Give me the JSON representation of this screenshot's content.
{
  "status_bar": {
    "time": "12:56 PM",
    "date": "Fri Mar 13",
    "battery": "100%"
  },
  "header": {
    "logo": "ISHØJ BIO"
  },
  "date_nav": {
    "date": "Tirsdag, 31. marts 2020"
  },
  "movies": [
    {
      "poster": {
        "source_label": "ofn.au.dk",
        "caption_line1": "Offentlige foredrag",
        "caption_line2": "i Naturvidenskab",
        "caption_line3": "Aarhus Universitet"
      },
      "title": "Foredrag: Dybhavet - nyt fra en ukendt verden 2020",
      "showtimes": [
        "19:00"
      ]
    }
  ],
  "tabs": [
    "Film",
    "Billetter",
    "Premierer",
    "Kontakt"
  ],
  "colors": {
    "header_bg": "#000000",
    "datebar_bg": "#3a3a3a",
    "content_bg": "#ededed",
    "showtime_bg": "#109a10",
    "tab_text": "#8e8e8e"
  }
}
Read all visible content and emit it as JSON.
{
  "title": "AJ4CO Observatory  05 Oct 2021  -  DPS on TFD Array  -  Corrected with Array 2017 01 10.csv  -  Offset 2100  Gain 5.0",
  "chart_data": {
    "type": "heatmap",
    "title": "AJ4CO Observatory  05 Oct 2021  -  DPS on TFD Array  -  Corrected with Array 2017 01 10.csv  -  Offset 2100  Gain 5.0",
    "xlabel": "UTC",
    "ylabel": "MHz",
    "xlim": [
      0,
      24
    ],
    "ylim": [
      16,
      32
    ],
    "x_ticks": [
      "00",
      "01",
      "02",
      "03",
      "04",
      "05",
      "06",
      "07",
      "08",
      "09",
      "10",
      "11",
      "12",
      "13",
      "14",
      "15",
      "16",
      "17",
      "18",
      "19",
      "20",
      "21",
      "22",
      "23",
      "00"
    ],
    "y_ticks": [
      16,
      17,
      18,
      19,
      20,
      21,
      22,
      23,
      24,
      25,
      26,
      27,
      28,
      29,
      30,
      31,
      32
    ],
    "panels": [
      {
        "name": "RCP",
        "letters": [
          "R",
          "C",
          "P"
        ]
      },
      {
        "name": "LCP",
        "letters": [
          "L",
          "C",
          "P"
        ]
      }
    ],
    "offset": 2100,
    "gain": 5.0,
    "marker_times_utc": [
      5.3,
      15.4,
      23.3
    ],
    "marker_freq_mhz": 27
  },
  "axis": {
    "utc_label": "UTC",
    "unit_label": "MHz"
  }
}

_____

* What this task involves: The records above must be repeated exactly, every one of them.

* Completed exercise:
Give me the JSON representation of this screenshot's content.
{
  "status_bar": {
    "time": "12:56 PM",
    "date": "Fri Mar 13",
    "battery": "100%"
  },
  "header": {
    "logo": "ISHØJ BIO"
  },
  "date_nav": {
    "date": "Tirsdag, 31. marts 2020"
  },
  "movies": [
    {
      "poster": {
        "source_label": "ofn.au.dk",
        "caption_line1": "Offentlige foredrag",
        "caption_line2": "i Naturvidenskab",
        "caption_line3": "Aarhus Universitet"
      },
      "title": "Foredrag: Dybhavet - nyt fra en ukendt verden 2020",
      "showtimes": [
        "19:00"
      ]
    }
  ],
  "tabs": [
    "Film",
    "Billetter",
    "Premierer",
    "Kontakt"
  ],
  "colors": {
    "header_bg": "#000000",
    "datebar_bg": "#3a3a3a",
    "content_bg": "#ededed",
    "showtime_bg": "#109a10",
    "tab_text": "#8e8e8e"
  }
}
Read all visible content and emit it as JSON.
{
  "title": "AJ4CO Observatory  05 Oct 2021  -  DPS on TFD Array  -  Corrected with Array 2017 01 10.csv  -  Offset 2100  Gain 5.0",
  "chart_data": {
    "type": "heatmap",
    "title": "AJ4CO Observatory  05 Oct 2021  -  DPS on TFD Array  -  Corrected with Array 2017 01 10.csv  -  Offset 2100  Gain 5.0",
    "xlabel": "UTC",
    "ylabel": "MHz",
    "xlim": [
      0,
      24
    ],
    "ylim": [
      16,
      32
    ],
    "x_ticks": [
      "00",
      "01",
      "02",
      "03",
      "04",
      "05",
      "06",
      "07",
      "08",
      "09",
      "10",
      "11",
      "12",
      "13",
      "14",
      "15",
      "16",
      "17",
      "18",
      "19",
      "20",
      "21",
      "22",
      "23",
      "00"
    ],
    "y_ticks": [
      16,
      17,
      18,
      19,
      20,
      21,
      22,
      23,
      24,
      25,
      26,
      27,
      28,
      29,
      30,
      31,
      32
    ],
    "panels": [
      {
        "name": "RCP",
        "letters": [
          "R",
          "C",
          "P"
        ]
      },
      {
        "name": "LCP",
        "letters": [
          "L",
          "C",
          "P"
        ]
      }
    ],
    "offset": 2100,
    "gain": 5.0,
    "marker_times_utc": [
      5.3,
      15.4,
      23.3
    ],
    "marker_freq_mhz": 27
  },
  "axis": {
    "utc_label": "UTC",
    "unit_label": "MHz"
  }
}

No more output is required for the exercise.